### WHAT THE TASK REQUIRES
Type out every line below exactly as it reads.

### SUPPLIED MATERIAL
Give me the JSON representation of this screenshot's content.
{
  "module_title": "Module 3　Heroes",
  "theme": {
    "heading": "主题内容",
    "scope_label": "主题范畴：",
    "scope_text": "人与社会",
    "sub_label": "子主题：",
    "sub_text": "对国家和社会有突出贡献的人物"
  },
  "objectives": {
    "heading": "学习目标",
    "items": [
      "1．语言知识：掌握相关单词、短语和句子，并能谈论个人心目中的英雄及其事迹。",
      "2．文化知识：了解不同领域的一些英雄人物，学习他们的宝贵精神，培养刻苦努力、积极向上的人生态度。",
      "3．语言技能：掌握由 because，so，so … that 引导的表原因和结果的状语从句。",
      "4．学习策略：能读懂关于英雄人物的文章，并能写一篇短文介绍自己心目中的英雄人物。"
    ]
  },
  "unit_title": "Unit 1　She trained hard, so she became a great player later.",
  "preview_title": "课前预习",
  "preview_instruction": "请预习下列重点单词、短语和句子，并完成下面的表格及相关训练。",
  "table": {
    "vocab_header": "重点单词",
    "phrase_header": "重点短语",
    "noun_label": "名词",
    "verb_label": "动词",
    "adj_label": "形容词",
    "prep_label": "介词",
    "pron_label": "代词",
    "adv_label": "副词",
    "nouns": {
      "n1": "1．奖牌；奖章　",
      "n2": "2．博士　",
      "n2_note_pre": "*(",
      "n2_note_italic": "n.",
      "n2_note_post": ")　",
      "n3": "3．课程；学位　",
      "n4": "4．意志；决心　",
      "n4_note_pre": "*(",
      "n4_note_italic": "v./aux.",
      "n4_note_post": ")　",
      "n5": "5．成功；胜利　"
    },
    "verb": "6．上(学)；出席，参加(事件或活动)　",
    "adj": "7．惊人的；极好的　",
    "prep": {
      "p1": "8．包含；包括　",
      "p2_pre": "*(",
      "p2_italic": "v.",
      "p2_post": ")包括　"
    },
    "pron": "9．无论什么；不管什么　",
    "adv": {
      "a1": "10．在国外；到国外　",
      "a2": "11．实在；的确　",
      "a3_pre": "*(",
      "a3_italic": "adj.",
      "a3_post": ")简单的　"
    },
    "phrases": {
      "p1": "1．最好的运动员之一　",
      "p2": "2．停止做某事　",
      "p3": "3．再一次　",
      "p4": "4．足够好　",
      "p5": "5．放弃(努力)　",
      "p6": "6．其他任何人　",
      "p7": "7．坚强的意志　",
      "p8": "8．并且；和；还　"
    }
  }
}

### RESPONSE
Give me the JSON representation of this screenshot's content.
{
  "module_title": "Module 3　Heroes",
  "theme": {
    "heading": "主题内容",
    "scope_label": "主题范畴：",
    "scope_text": "人与社会",
    "sub_label": "子主题：",
    "sub_text": "对国家和社会有突出贡献的人物"
  },
  "objectives": {
    "heading": "学习目标",
    "items": [
      "1．语言知识：掌握相关单词、短语和句子，并能谈论个人心目中的英雄及其事迹。",
      "2．文化知识：了解不同领域的一些英雄人物，学习他们的宝贵精神，培养刻苦努力、积极向上的人生态度。",
      "3．语言技能：掌握由 because，so，so … that 引导的表原因和结果的状语从句。",
      "4．学习策略：能读懂关于英雄人物的文章，并能写一篇短文介绍自己心目中的英雄人物。"
    ]
  },
  "unit_title": "Unit 1　She trained hard, so she became a great player later.",
  "preview_title": "课前预习",
  "preview_instruction": "请预习下列重点单词、短语和句子，并完成下面的表格及相关训练。",
  "table": {
    "vocab_header": "重点单词",
    "phrase_header": "重点短语",
    "noun_label": "名词",
    "verb_label": "动词",
    "adj_label": "形容词",
    "prep_label": "介词",
    "pron_label": "代词",
    "adv_label": "副词",
    "nouns": {
      "n1": "1．奖牌；奖章　",
      "n2": "2．博士　",
      "n2_note_pre": "*(",
      "n2_note_italic": "n.",
      "n2_note_post": ")　",
      "n3": "3．课程；学位　",
      "n4": "4．意志；决心　",
      "n4_note_pre": "*(",
      "n4_note_italic": "v./aux.",
      "n4_note_post": ")　",
      "n5": "5．成功；胜利　"
    },
    "verb": "6．上(学)；出席，参加(事件或活动)　",
    "adj": "7．惊人的；极好的　",
    "prep": {
      "p1": "8．包含；包括　",
      "p2_pre": "*(",
      "p2_italic": "v.",
      "p2_post": ")包括　"
    },
    "pron": "9．无论什么；不管什么　",
    "adv": {
      "a1": "10．在国外；到国外　",
      "a2": "11．实在；的确　",
      "a3_pre": "*(",
      "a3_italic": "adj.",
      "a3_post": ")简单的　"
    },
    "phrases": {
      "p1": "1．最好的运动员之一　",
      "p2": "2．停止做某事　",
      "p3": "3．再一次　",
      "p4": "4．足够好　",
      "p5": "5．放弃(努力)　",
      "p6": "6．其他任何人　",
      "p7": "7．坚强的意志　",
      "p8": "8．并且；和；还　"
    }
  }
}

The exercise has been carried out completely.